[RECORDS PROVIDED start]

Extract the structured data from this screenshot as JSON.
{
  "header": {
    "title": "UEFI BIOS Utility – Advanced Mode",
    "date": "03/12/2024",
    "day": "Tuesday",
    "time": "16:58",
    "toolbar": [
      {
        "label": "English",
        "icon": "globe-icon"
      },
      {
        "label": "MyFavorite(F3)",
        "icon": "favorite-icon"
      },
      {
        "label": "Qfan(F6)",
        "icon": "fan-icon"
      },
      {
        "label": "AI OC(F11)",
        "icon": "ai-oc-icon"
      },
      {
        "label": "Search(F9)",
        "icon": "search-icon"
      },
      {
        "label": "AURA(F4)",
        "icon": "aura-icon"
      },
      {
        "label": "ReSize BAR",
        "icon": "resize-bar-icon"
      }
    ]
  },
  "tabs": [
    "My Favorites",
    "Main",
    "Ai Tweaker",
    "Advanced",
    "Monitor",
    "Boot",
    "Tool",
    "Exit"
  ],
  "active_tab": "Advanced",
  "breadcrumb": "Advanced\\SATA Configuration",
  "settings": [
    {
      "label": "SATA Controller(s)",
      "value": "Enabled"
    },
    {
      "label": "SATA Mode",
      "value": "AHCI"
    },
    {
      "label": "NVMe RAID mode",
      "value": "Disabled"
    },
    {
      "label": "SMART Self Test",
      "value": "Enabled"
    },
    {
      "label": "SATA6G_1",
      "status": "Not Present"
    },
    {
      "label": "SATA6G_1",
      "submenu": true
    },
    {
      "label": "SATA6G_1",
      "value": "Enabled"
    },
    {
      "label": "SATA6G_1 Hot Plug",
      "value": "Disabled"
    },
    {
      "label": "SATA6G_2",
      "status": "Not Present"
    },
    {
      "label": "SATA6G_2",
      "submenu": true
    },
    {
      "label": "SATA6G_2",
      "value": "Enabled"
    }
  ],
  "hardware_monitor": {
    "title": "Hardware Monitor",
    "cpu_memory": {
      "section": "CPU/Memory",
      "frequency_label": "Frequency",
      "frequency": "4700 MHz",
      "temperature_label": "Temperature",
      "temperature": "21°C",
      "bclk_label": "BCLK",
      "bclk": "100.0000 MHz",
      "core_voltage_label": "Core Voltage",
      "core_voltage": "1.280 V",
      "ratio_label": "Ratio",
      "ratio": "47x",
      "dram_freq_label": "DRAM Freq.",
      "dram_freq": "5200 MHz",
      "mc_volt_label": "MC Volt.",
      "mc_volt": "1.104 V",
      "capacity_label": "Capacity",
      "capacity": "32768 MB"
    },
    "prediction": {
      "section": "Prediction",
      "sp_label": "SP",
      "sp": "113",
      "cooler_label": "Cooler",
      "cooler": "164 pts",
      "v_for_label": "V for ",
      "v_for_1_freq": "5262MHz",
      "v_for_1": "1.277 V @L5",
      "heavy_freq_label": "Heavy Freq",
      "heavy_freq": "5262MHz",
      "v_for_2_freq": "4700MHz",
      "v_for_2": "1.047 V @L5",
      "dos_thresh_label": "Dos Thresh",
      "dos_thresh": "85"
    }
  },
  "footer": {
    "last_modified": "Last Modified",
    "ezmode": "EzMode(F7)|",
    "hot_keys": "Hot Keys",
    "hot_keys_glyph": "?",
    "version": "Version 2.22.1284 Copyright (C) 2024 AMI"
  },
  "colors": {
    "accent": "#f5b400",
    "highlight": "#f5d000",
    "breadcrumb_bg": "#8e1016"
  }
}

[RECORDS PROVIDED end]

__PROBLEM TO SOLVE__
Every entry should be printed again exactly as it stands.

__EXERCISE RESPONSE__
Extract the structured data from this screenshot as JSON.
{
  "header": {
    "title": "UEFI BIOS Utility – Advanced Mode",
    "date": "03/12/2024",
    "day": "Tuesday",
    "time": "16:58",
    "toolbar": [
      {
        "label": "English",
        "icon": "globe-icon"
      },
      {
        "label": "MyFavorite(F3)",
        "icon": "favorite-icon"
      },
      {
        "label": "Qfan(F6)",
        "icon": "fan-icon"
      },
      {
        "label": "AI OC(F11)",
        "icon": "ai-oc-icon"
      },
      {
        "label": "Search(F9)",
        "icon": "search-icon"
      },
      {
        "label": "AURA(F4)",
        "icon": "aura-icon"
      },
      {
        "label": "ReSize BAR",
        "icon": "resize-bar-icon"
      }
    ]
  },
  "tabs": [
    "My Favorites",
    "Main",
    "Ai Tweaker",
    "Advanced",
    "Monitor",
    "Boot",
    "Tool",
    "Exit"
  ],
  "active_tab": "Advanced",
  "breadcrumb": "Advanced\\SATA Configuration",
  "settings": [
    {
      "label": "SATA Controller(s)",
      "value": "Enabled"
    },
    {
      "label": "SATA Mode",
      "value": "AHCI"
    },
    {
      "label": "NVMe RAID mode",
      "value": "Disabled"
    },
    {
      "label": "SMART Self Test",
      "value": "Enabled"
    },
    {
      "label": "SATA6G_1",
      "status": "Not Present"
    },
    {
      "label": "SATA6G_1",
      "submenu": true
    },
    {
      "label": "SATA6G_1",
      "value": "Enabled"
    },
    {
      "label": "SATA6G_1 Hot Plug",
      "value": "Disabled"
    },
    {
      "label": "SATA6G_2",
      "status": "Not Present"
    },
    {
      "label": "SATA6G_2",
      "submenu": true
    },
    {
      "label": "SATA6G_2",
      "value": "Enabled"
    }
  ],
  "hardware_monitor": {
    "title": "Hardware Monitor",
    "cpu_memory": {
      "section": "CPU/Memory",
      "frequency_label": "Frequency",
      "frequency": "4700 MHz",
      "temperature_label": "Temperature",
      "temperature": "21°C",
      "bclk_label": "BCLK",
      "bclk": "100.0000 MHz",
      "core_voltage_label": "Core Voltage",
      "core_voltage": "1.280 V",
      "ratio_label": "Ratio",
      "ratio": "47x",
      "dram_freq_label": "DRAM Freq.",
      "dram_freq": "5200 MHz",
      "mc_volt_label": "MC Volt.",
      "mc_volt": "1.104 V",
      "capacity_label": "Capacity",
      "capacity": "32768 MB"
    },
    "prediction": {
      "section": "Prediction",
      "sp_label": "SP",
      "sp": "113",
      "cooler_label": "Cooler",
      "cooler": "164 pts",
      "v_for_label": "V for ",
      "v_for_1_freq": "5262MHz",
      "v_for_1": "1.277 V @L5",
      "heavy_freq_label": "Heavy Freq",
      "heavy_freq": "5262MHz",
      "v_for_2_freq": "4700MHz",
      "v_for_2": "1.047 V @L5",
      "dos_thresh_label": "Dos Thresh",
      "dos_thresh": "85"
    }
  },
  "footer": {
    "last_modified": "Last Modified",
    "ezmode": "EzMode(F7)|",
    "hot_keys": "Hot Keys",
    "hot_keys_glyph": "?",
    "version": "Version 2.22.1284 Copyright (C) 2024 AMI"
  },
  "colors": {
    "accent": "#f5b400",
    "highlight": "#f5d000",
    "breadcrumb_bg": "#8e1016"
  }
}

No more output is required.